STATED TASK ▸ In the records below, find each line with the word "screenshot" and copy it.

EXTRACTED INFORMATION ▸
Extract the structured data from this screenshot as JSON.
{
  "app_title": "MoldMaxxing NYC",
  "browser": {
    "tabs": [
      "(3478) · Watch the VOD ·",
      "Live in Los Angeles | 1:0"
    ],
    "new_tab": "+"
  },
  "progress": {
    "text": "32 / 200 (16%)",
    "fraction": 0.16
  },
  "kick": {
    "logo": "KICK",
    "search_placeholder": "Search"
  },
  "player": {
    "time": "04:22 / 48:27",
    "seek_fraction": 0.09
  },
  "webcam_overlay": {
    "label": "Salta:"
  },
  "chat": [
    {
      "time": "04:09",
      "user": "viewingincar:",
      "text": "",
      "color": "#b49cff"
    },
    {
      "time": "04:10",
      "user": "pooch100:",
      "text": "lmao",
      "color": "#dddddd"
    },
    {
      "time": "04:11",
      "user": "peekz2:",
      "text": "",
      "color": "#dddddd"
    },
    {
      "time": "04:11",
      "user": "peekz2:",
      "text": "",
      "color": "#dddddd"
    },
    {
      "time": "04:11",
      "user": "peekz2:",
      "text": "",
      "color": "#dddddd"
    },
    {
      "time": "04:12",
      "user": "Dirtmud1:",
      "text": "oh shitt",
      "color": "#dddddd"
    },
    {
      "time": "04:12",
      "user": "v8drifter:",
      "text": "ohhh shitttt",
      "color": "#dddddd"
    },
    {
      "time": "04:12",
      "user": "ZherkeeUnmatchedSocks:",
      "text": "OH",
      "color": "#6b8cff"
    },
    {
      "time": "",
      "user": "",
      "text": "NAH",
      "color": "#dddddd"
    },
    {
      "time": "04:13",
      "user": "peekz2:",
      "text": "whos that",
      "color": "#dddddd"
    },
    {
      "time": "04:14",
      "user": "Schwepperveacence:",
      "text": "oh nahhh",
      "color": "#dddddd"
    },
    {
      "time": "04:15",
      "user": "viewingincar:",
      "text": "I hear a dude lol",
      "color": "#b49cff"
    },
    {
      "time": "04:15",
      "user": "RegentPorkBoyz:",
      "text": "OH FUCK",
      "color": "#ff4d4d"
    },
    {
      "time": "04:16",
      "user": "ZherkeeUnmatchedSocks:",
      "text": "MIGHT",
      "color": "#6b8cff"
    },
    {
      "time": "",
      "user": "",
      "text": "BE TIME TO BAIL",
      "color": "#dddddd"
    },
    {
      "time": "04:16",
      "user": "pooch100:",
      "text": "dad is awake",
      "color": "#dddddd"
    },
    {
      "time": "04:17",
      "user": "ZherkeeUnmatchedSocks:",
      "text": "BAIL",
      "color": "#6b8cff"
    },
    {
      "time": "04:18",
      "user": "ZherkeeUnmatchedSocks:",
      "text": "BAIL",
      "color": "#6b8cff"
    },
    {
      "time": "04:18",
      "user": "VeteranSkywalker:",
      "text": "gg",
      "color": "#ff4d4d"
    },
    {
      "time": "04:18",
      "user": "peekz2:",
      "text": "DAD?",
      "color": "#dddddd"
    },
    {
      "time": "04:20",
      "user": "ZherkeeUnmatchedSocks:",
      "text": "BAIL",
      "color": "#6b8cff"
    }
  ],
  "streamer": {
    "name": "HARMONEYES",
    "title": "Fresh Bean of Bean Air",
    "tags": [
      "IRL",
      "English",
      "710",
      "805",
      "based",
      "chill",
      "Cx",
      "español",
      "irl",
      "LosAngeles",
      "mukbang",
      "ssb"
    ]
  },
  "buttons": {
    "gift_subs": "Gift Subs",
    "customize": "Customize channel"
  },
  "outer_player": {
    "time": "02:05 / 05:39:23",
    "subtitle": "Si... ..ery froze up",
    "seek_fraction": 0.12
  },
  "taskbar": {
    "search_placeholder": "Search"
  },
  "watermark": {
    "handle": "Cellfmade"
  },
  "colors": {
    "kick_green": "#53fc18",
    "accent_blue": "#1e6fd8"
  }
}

--

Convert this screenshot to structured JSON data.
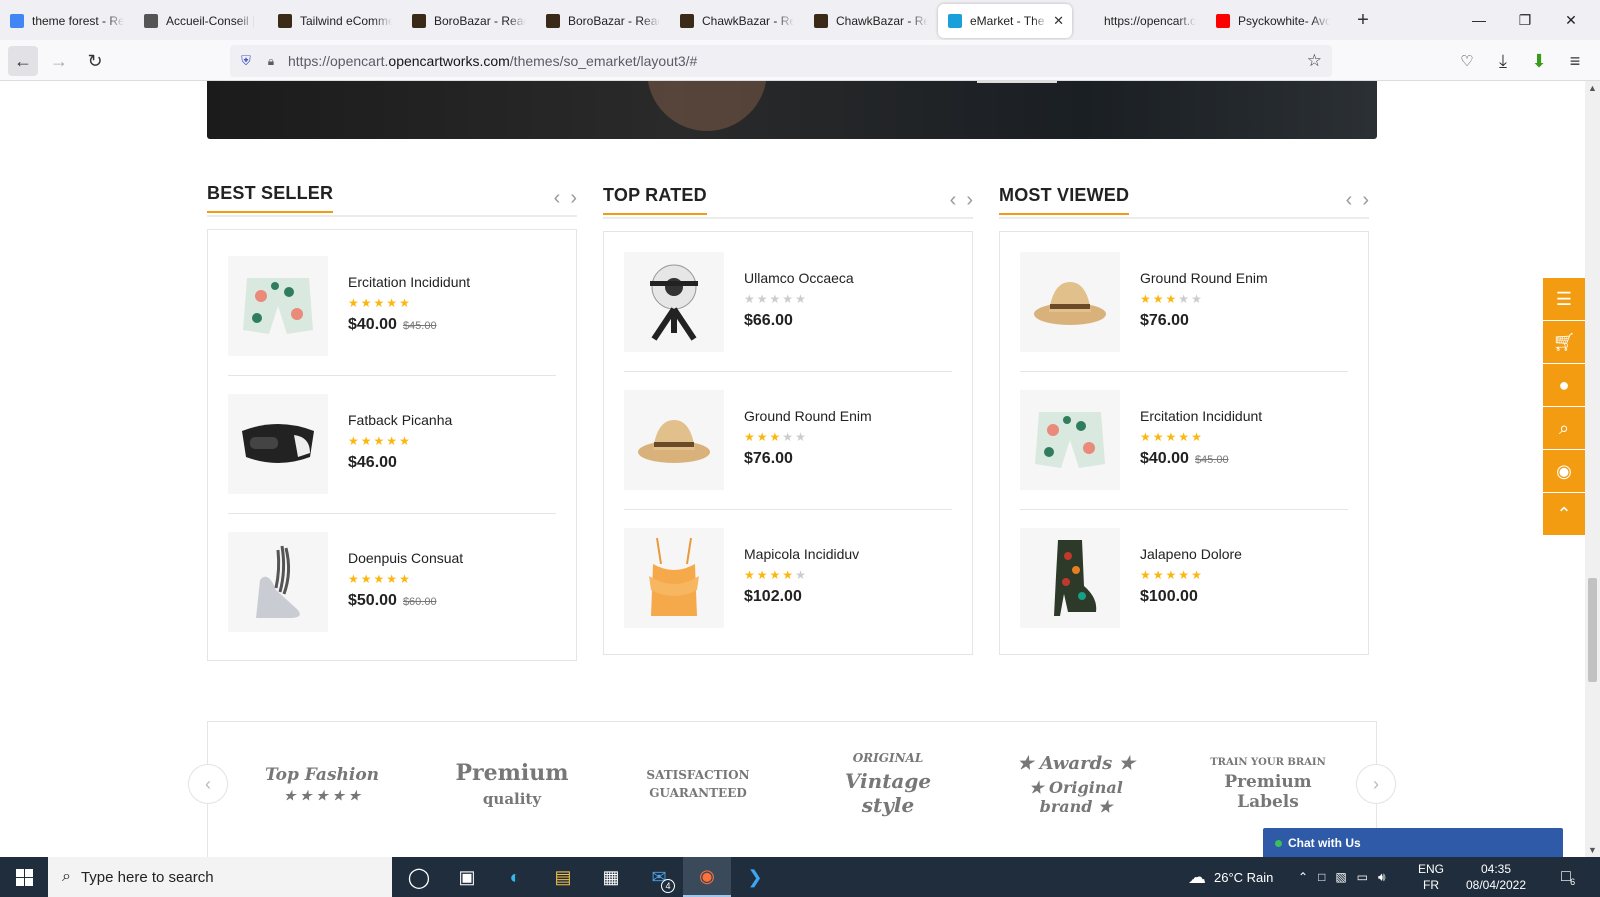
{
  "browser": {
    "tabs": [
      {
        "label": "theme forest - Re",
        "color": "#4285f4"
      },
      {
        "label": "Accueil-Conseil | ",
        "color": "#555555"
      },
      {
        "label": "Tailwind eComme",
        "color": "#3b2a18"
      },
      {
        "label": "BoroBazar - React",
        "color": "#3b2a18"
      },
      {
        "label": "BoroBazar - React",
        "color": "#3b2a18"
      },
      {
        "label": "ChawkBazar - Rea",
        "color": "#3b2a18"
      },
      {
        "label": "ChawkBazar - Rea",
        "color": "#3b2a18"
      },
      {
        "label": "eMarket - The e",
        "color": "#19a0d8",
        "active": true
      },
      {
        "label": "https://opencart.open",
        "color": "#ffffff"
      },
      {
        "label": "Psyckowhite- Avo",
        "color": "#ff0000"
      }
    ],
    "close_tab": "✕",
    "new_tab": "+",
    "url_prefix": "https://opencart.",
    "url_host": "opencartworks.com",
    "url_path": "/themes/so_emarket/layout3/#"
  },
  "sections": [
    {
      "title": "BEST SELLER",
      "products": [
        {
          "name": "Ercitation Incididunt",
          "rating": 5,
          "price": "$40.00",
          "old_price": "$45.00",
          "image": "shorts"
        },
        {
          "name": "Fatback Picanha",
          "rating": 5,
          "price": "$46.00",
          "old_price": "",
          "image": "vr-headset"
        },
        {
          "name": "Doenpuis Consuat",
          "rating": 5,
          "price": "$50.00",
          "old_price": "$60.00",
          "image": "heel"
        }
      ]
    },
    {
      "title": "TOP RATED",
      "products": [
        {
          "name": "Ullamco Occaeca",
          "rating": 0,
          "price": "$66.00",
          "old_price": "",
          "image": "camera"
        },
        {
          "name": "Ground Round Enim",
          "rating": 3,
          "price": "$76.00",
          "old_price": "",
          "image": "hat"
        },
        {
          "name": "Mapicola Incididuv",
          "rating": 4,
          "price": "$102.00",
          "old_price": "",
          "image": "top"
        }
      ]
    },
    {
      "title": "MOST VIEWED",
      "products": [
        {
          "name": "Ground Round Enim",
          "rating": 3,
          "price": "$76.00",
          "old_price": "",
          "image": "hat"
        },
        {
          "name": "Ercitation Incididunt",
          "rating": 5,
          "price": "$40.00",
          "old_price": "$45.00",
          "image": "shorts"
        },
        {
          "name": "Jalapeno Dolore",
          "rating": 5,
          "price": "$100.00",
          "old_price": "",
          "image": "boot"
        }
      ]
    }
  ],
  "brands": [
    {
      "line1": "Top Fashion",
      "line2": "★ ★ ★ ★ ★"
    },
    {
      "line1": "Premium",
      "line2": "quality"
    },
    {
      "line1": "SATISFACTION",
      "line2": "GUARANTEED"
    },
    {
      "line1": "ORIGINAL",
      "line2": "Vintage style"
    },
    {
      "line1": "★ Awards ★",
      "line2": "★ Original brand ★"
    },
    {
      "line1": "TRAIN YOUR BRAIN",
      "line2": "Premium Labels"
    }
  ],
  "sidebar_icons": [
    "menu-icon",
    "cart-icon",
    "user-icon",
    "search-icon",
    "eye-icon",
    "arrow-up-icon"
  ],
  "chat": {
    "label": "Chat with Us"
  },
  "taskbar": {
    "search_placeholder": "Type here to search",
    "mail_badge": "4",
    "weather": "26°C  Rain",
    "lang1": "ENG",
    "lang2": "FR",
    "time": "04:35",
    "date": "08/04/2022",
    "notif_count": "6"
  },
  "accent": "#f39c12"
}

--

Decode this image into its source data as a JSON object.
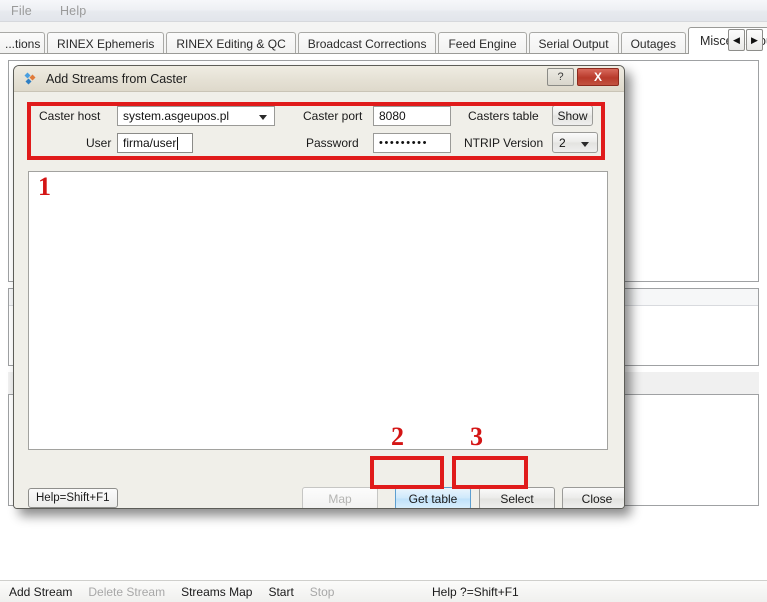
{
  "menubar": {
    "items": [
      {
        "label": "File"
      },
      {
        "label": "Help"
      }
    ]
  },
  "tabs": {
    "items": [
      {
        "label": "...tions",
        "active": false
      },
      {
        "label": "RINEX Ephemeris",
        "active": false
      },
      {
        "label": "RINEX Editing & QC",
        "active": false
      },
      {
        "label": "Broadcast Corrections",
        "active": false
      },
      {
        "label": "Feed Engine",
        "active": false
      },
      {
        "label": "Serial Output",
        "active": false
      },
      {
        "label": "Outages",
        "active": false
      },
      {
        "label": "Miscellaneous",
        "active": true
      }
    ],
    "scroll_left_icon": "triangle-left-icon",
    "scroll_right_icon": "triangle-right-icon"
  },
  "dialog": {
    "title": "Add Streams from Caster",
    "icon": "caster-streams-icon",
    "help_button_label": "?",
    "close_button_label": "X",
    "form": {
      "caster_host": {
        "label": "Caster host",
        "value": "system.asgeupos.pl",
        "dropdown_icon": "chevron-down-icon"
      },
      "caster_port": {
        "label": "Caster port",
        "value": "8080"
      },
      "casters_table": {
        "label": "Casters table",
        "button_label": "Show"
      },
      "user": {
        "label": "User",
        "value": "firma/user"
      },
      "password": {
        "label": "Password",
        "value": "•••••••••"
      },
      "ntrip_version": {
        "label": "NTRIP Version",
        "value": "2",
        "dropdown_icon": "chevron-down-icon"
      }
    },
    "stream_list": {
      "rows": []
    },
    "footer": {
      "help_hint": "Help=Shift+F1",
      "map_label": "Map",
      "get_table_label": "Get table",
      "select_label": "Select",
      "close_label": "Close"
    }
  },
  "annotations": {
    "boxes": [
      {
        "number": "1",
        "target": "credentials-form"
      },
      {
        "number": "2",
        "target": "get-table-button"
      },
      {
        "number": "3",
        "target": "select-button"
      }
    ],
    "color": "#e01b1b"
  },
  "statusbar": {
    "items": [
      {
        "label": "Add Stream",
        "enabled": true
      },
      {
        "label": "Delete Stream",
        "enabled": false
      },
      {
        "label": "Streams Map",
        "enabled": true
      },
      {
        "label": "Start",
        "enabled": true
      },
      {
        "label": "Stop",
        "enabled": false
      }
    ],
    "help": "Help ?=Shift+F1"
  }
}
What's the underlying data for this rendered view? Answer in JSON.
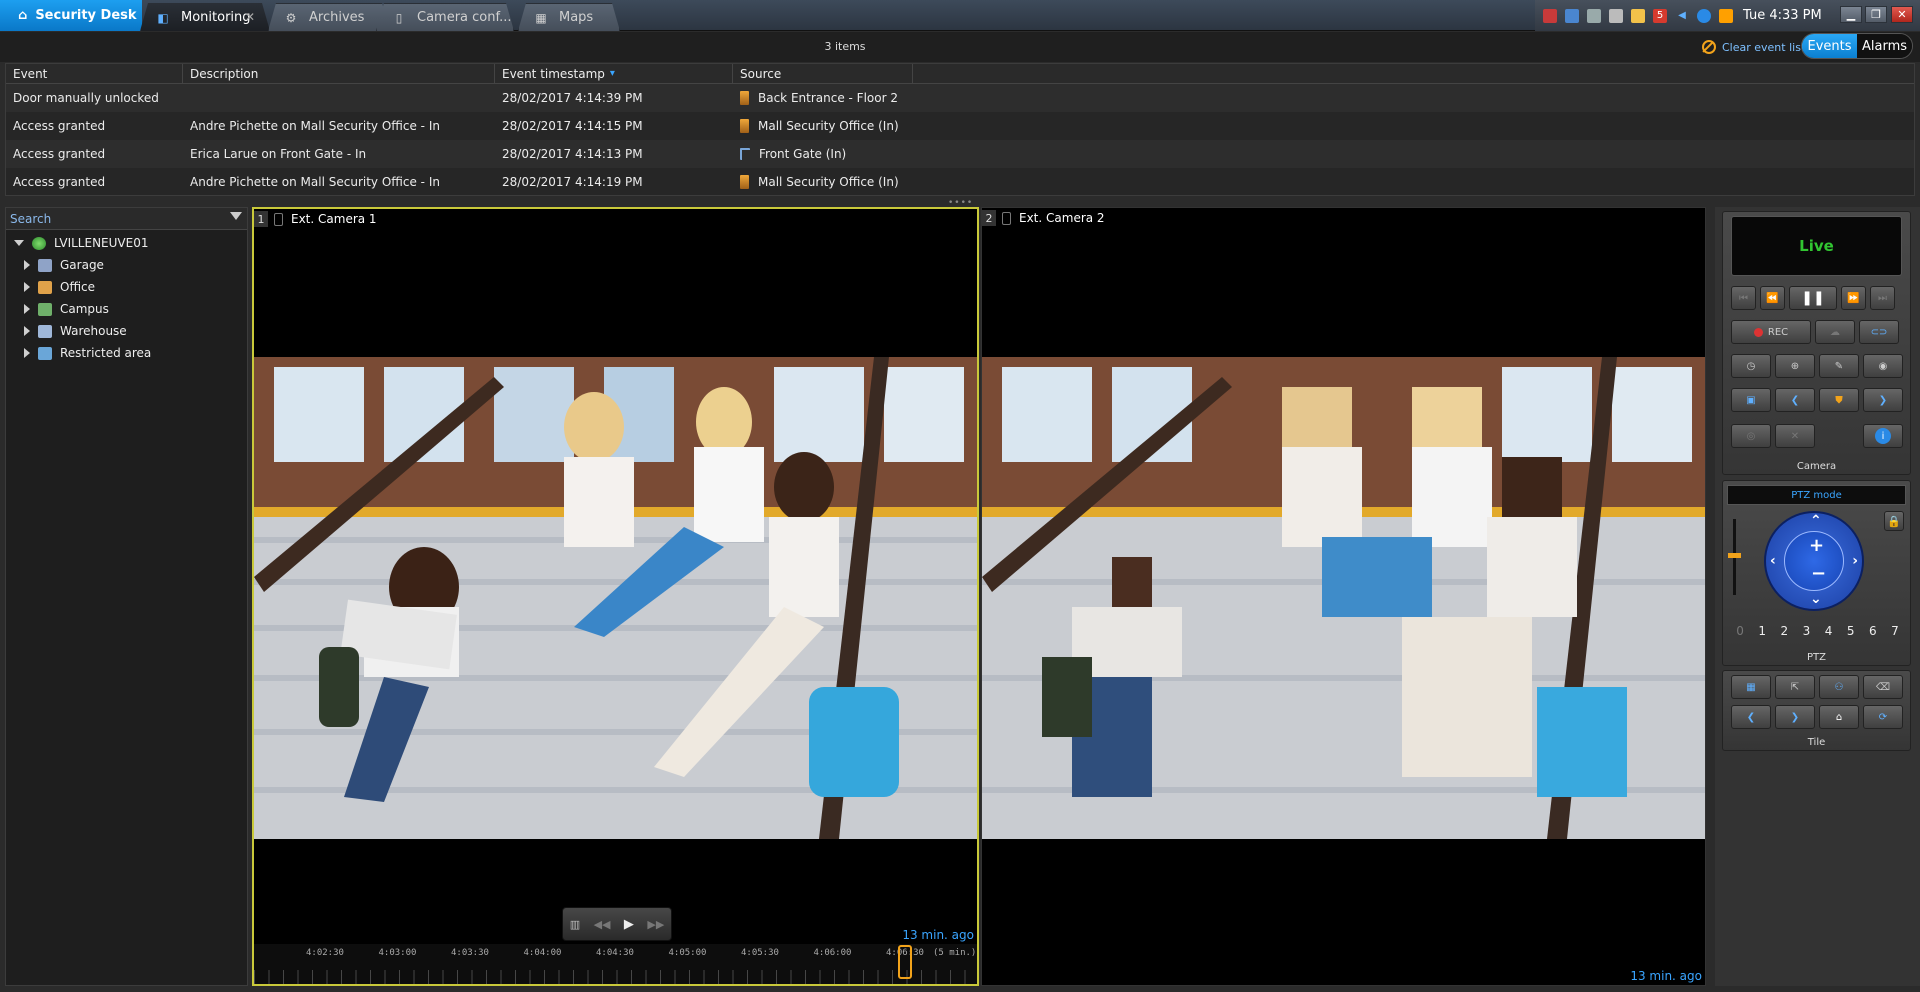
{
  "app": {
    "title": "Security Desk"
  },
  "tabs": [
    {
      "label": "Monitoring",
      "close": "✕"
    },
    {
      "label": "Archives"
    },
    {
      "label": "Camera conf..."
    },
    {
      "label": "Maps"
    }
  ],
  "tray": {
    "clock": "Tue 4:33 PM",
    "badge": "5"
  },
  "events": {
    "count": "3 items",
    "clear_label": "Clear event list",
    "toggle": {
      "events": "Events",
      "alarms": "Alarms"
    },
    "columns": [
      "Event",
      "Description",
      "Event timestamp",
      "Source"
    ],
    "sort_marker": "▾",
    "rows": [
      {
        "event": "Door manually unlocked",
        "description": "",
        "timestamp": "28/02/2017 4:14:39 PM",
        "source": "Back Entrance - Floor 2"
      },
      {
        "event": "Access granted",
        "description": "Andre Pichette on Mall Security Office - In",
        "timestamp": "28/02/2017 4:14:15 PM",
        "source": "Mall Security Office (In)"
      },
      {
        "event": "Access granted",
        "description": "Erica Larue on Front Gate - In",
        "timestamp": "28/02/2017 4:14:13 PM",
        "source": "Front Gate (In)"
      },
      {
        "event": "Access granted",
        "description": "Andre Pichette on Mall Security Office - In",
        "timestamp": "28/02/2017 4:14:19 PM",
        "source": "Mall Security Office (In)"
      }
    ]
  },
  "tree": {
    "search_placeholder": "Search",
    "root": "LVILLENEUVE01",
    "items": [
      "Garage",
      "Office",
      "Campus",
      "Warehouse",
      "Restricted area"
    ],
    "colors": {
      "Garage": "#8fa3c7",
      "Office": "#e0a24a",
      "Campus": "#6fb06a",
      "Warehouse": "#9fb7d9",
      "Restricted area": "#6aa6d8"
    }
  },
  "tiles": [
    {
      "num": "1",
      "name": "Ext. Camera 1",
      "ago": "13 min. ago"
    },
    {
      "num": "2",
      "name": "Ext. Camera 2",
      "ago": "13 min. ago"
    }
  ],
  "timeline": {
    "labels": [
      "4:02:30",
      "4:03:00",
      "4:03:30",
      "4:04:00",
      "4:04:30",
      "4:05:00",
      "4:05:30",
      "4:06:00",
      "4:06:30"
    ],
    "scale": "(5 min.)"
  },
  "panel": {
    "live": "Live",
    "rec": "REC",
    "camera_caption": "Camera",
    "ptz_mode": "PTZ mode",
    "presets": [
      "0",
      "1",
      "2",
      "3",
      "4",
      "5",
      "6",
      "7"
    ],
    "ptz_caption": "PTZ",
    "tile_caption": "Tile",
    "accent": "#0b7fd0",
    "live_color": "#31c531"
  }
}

COMPLETE OUTPUT ▸
Extract the structured data from this screenshot as JSON.
Convert this screenshot to structured JSON data.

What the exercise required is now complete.